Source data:
☆ ☆ ☆

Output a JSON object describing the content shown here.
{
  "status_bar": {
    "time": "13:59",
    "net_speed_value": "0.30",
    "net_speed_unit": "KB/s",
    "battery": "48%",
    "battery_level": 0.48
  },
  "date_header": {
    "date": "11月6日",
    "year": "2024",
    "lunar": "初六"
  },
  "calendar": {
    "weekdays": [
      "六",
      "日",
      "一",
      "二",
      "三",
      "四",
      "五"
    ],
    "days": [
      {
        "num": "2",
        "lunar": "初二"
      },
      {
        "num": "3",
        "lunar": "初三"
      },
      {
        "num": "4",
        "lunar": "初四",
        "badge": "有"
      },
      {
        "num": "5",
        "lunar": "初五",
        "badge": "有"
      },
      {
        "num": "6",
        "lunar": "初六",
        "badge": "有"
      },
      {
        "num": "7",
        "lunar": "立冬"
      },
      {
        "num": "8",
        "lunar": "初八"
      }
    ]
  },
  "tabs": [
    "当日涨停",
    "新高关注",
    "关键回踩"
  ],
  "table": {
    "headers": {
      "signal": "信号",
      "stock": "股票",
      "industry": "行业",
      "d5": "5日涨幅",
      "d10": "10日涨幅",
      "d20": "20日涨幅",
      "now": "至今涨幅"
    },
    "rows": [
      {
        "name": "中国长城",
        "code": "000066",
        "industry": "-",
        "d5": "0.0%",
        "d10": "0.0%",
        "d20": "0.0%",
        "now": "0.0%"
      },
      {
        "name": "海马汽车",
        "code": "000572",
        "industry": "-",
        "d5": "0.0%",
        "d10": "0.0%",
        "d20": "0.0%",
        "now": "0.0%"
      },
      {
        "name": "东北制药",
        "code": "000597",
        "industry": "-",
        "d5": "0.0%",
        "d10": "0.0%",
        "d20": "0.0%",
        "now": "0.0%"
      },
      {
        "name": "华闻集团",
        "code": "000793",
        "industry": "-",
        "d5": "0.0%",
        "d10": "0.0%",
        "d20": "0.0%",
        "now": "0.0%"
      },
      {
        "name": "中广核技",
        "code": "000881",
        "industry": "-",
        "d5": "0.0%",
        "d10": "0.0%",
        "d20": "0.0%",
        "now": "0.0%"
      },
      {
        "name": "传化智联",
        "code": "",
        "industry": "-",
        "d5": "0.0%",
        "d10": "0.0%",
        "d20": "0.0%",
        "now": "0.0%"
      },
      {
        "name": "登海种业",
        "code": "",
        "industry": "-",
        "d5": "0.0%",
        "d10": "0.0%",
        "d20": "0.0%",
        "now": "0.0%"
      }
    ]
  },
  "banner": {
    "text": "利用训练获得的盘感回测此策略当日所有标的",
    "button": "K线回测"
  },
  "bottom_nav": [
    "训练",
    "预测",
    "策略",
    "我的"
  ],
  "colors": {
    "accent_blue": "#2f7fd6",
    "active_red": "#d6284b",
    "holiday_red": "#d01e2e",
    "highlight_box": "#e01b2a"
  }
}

☆ ☆ ☆

Every entry in the listing must be retyped exactly.

Output a JSON object describing the content shown here.
{
  "status_bar": {
    "time": "13:59",
    "net_speed_value": "0.30",
    "net_speed_unit": "KB/s",
    "battery": "48%",
    "battery_level": 0.48
  },
  "date_header": {
    "date": "11月6日",
    "year": "2024",
    "lunar": "初六"
  },
  "calendar": {
    "weekdays": [
      "六",
      "日",
      "一",
      "二",
      "三",
      "四",
      "五"
    ],
    "days": [
      {
        "num": "2",
        "lunar": "初二"
      },
      {
        "num": "3",
        "lunar": "初三"
      },
      {
        "num": "4",
        "lunar": "初四",
        "badge": "有"
      },
      {
        "num": "5",
        "lunar": "初五",
        "badge": "有"
      },
      {
        "num": "6",
        "lunar": "初六",
        "badge": "有"
      },
      {
        "num": "7",
        "lunar": "立冬"
      },
      {
        "num": "8",
        "lunar": "初八"
      }
    ]
  },
  "tabs": [
    "当日涨停",
    "新高关注",
    "关键回踩"
  ],
  "table": {
    "headers": {
      "signal": "信号",
      "stock": "股票",
      "industry": "行业",
      "d5": "5日涨幅",
      "d10": "10日涨幅",
      "d20": "20日涨幅",
      "now": "至今涨幅"
    },
    "rows": [
      {
        "name": "中国长城",
        "code": "000066",
        "industry": "-",
        "d5": "0.0%",
        "d10": "0.0%",
        "d20": "0.0%",
        "now": "0.0%"
      },
      {
        "name": "海马汽车",
        "code": "000572",
        "industry": "-",
        "d5": "0.0%",
        "d10": "0.0%",
        "d20": "0.0%",
        "now": "0.0%"
      },
      {
        "name": "东北制药",
        "code": "000597",
        "industry": "-",
        "d5": "0.0%",
        "d10": "0.0%",
        "d20": "0.0%",
        "now": "0.0%"
      },
      {
        "name": "华闻集团",
        "code": "000793",
        "industry": "-",
        "d5": "0.0%",
        "d10": "0.0%",
        "d20": "0.0%",
        "now": "0.0%"
      },
      {
        "name": "中广核技",
        "code": "000881",
        "industry": "-",
        "d5": "0.0%",
        "d10": "0.0%",
        "d20": "0.0%",
        "now": "0.0%"
      },
      {
        "name": "传化智联",
        "code": "",
        "industry": "-",
        "d5": "0.0%",
        "d10": "0.0%",
        "d20": "0.0%",
        "now": "0.0%"
      },
      {
        "name": "登海种业",
        "code": "",
        "industry": "-",
        "d5": "0.0%",
        "d10": "0.0%",
        "d20": "0.0%",
        "now": "0.0%"
      }
    ]
  },
  "banner": {
    "text": "利用训练获得的盘感回测此策略当日所有标的",
    "button": "K线回测"
  },
  "bottom_nav": [
    "训练",
    "预测",
    "策略",
    "我的"
  ],
  "colors": {
    "accent_blue": "#2f7fd6",
    "active_red": "#d6284b",
    "holiday_red": "#d01e2e",
    "highlight_box": "#e01b2a"
  }
}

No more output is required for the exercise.